▶ CHALLENGE
The entries are to be returned exactly, with images left out.

Entries taken from a collection:

>>>

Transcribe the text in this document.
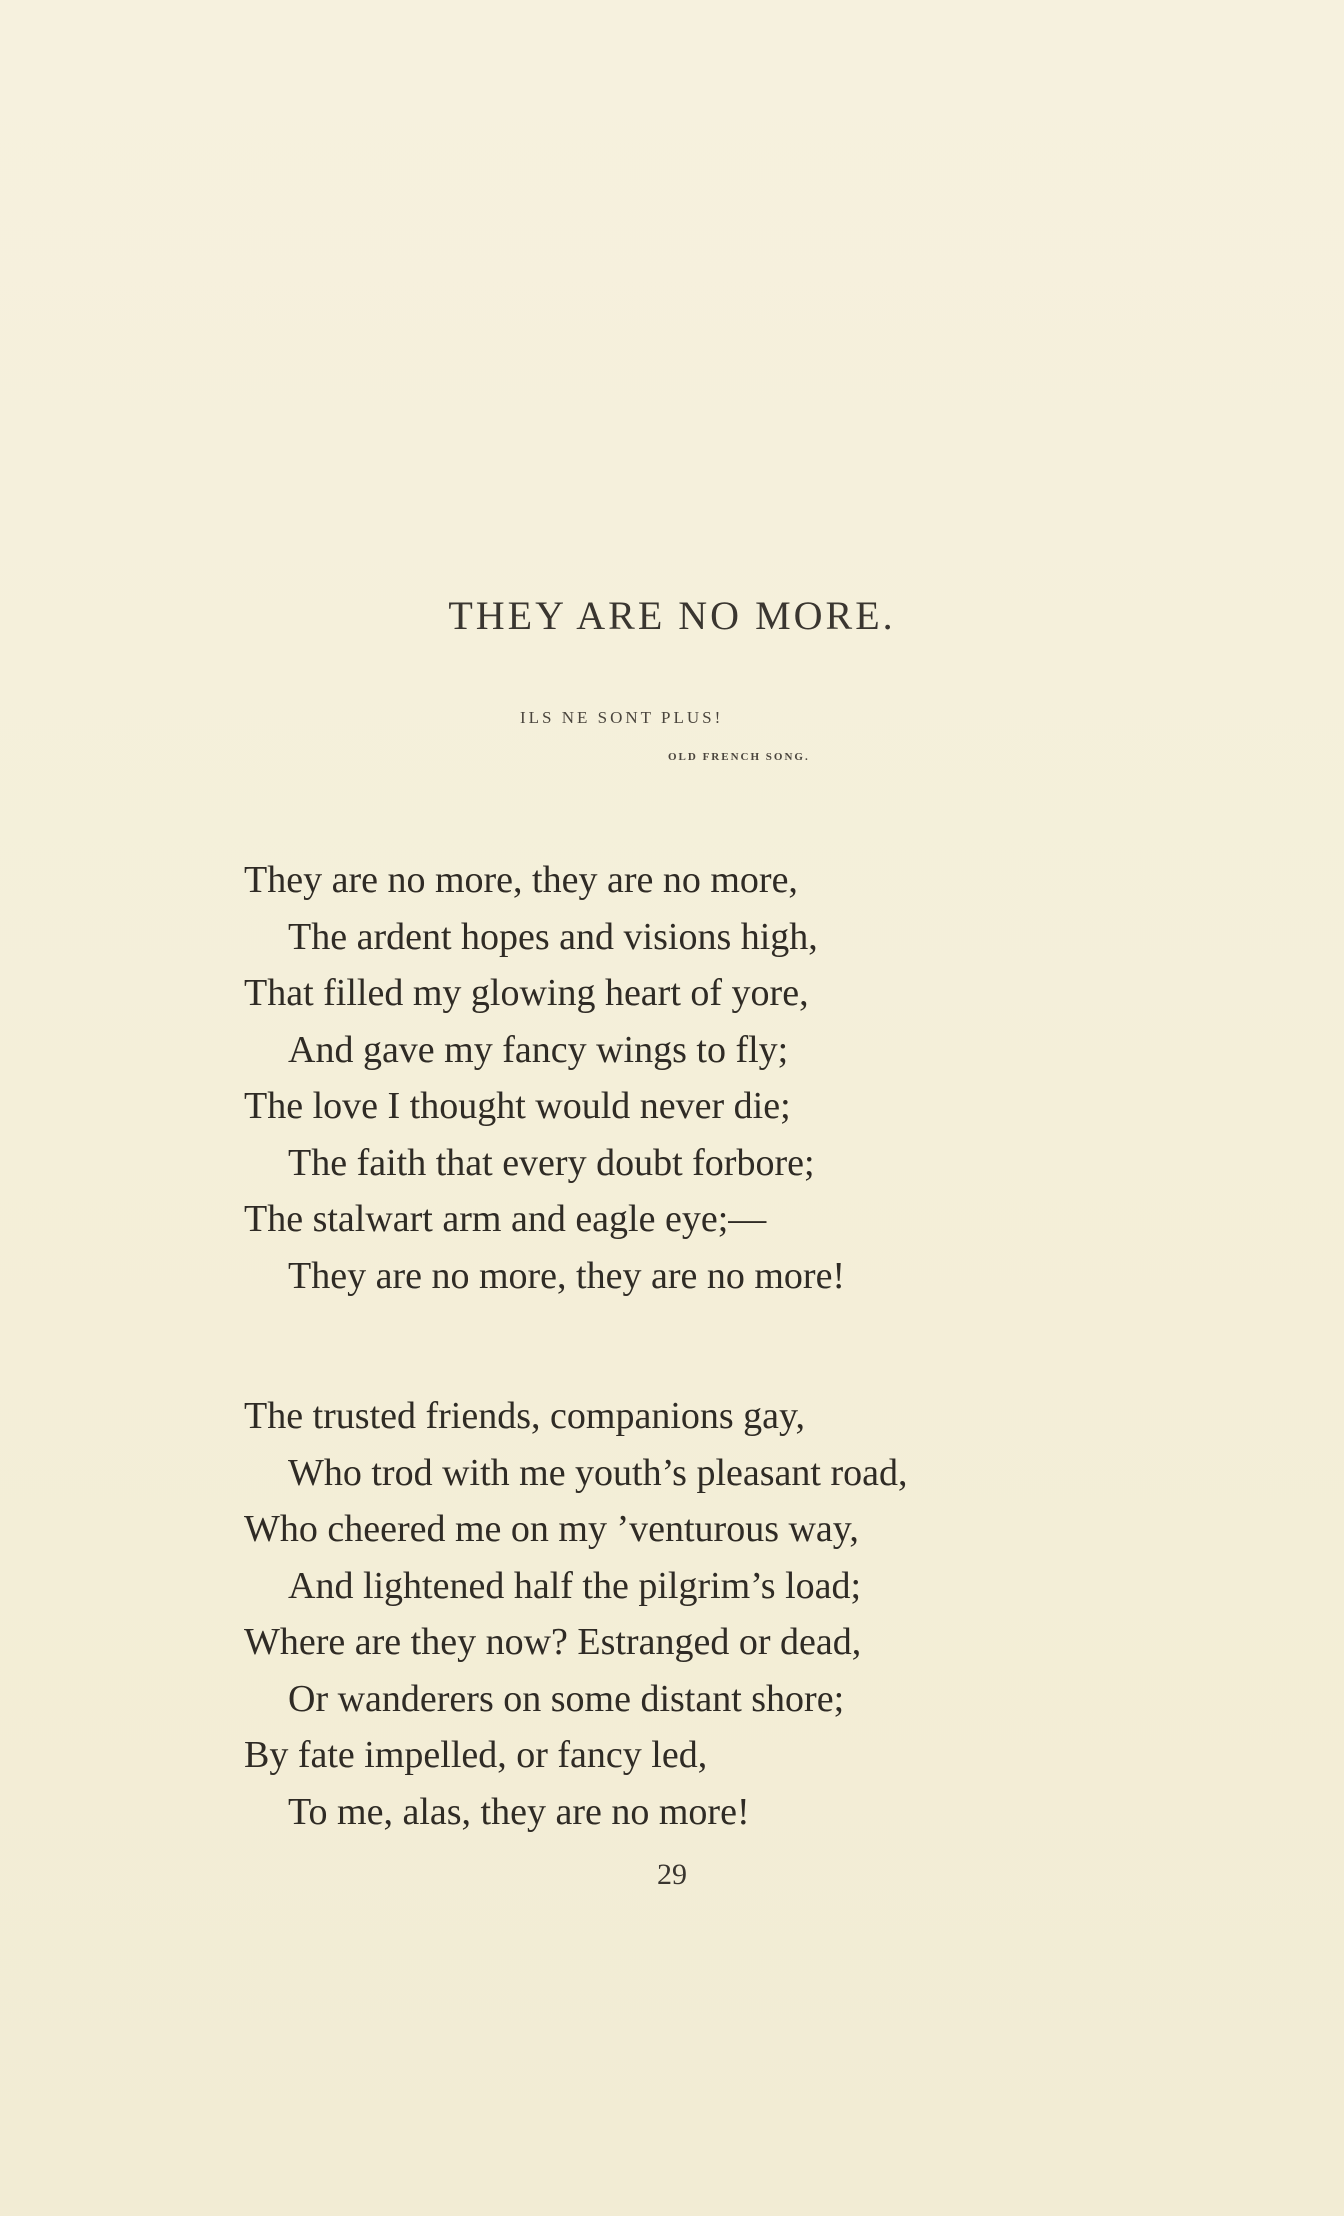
THEY ARE NO MORE.
ILS NE SONT PLUS!
OLD FRENCH SONG.
They are no more, they are no more,
The ardent hopes and visions high,
That filled my glowing heart of yore,
And gave my fancy wings to fly;
The love I thought would never die;
The faith that every doubt forbore;
The stalwart arm and eagle eye;—
They are no more, they are no more!
The trusted friends, companions gay,
Who trod with me youth’s pleasant road,
Who cheered me on my ’venturous way,
And lightened half the pilgrim’s load;
Where are they now? Estranged or dead,
Or wanderers on some distant shore;
By fate impelled, or fancy led,
To me, alas, they are no more!
29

<<<

▶ SOLVED EXERCISE
Transcribe the text in this document.
THEY ARE NO MORE.
ILS NE SONT PLUS!
OLD FRENCH SONG.
They are no more, they are no more,
The ardent hopes and visions high,
That filled my glowing heart of yore,
And gave my fancy wings to fly;
The love I thought would never die;
The faith that every doubt forbore;
The stalwart arm and eagle eye;—
They are no more, they are no more!
The trusted friends, companions gay,
Who trod with me youth’s pleasant road,
Who cheered me on my ’venturous way,
And lightened half the pilgrim’s load;
Where are they now? Estranged or dead,
Or wanderers on some distant shore;
By fate impelled, or fancy led,
To me, alas, they are no more!
29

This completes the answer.